TASK GOAL: Format every line of the listing below as a JSON list of strings, one string per line, with blank lines and pictures left out.

Element region listing:
------------------------------

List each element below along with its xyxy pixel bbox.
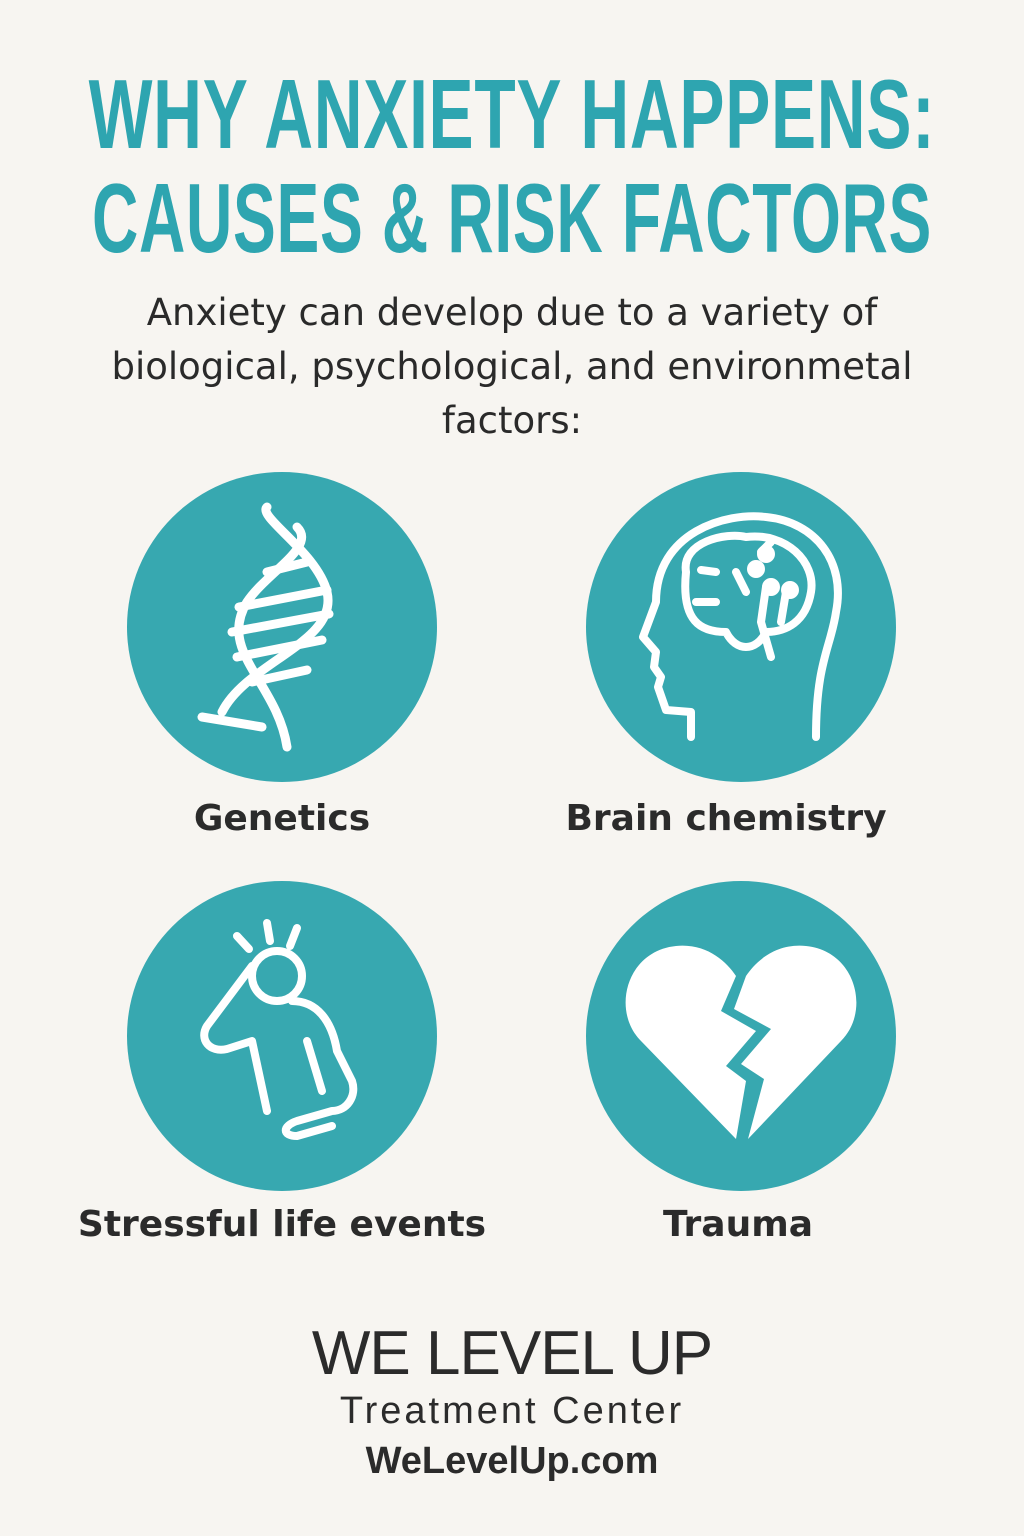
- icon: stressful life events person: [127, 881, 437, 1191]
- intro text: biological, psychological, and environmetal: [111, 345, 912, 388]
- website: WeLevelUp.com: [366, 1440, 658, 1482]
- label: Genetics: Genetics: [194, 798, 370, 839]
- label: Brain chemistry: Brain chemistry: [565, 798, 887, 839]
- icon: trauma broken heart: [586, 881, 896, 1191]
- icon: genetics DNA: [127, 472, 437, 782]
- label: Stressful life events: Stressful life events: [78, 1204, 486, 1245]
- icon: brain chemistry head: [586, 472, 896, 782]
- intro text: [111, 291, 912, 442]
- title line 1: WHY ANXIETY HAPPENS:: [89, 59, 935, 169]
- title line 2: CAUSES & RISK FACTORS: [92, 163, 932, 273]
- logo: We Level Up: WE LEVEL UP: [312, 1319, 712, 1388]
- label: Trauma: Trauma: [663, 1204, 813, 1245]
- intro text: factors:: [442, 399, 582, 442]
- intro text: Anxiety can develop due to a variety of: [147, 291, 877, 334]
- logo subtitle: Treatment Center: [340, 1390, 684, 1432]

------------------------------

OUTPUT FOR THIS EXERCISE:
[
  "List each element below along with its xyxy pixel bbox.",
  "- icon: stressful life events person: [127, 881, 437, 1191]",
  "- intro text: biological, psychological, and environmetal: [111, 345, 912, 388]",
  "- website: WeLevelUp.com: [366, 1440, 658, 1482]",
  "- label: Genetics: Genetics: [194, 798, 370, 839]",
  "- label: Brain chemistry: Brain chemistry: [565, 798, 887, 839]",
  "- icon: trauma broken heart: [586, 881, 896, 1191]",
  "- icon: genetics DNA: [127, 472, 437, 782]",
  "- label: Stressful life events: Stressful life events: [78, 1204, 486, 1245]",
  "- icon: brain chemistry head: [586, 472, 896, 782]",
  "- intro text: [111, 291, 912, 442]",
  "- title line 1: WHY ANXIETY HAPPENS:: [89, 59, 935, 169]",
  "- title line 2: CAUSES & RISK FACTORS: [92, 163, 932, 273]",
  "- logo: We Level Up: WE LEVEL UP: [312, 1319, 712, 1388]",
  "- label: Trauma: Trauma: [663, 1204, 813, 1245]",
  "- intro text: factors:: [442, 399, 582, 442]",
  "- intro text: Anxiety can develop due to a variety of: [147, 291, 877, 334]",
  "- logo subtitle: Treatment Center: [340, 1390, 684, 1432]"
]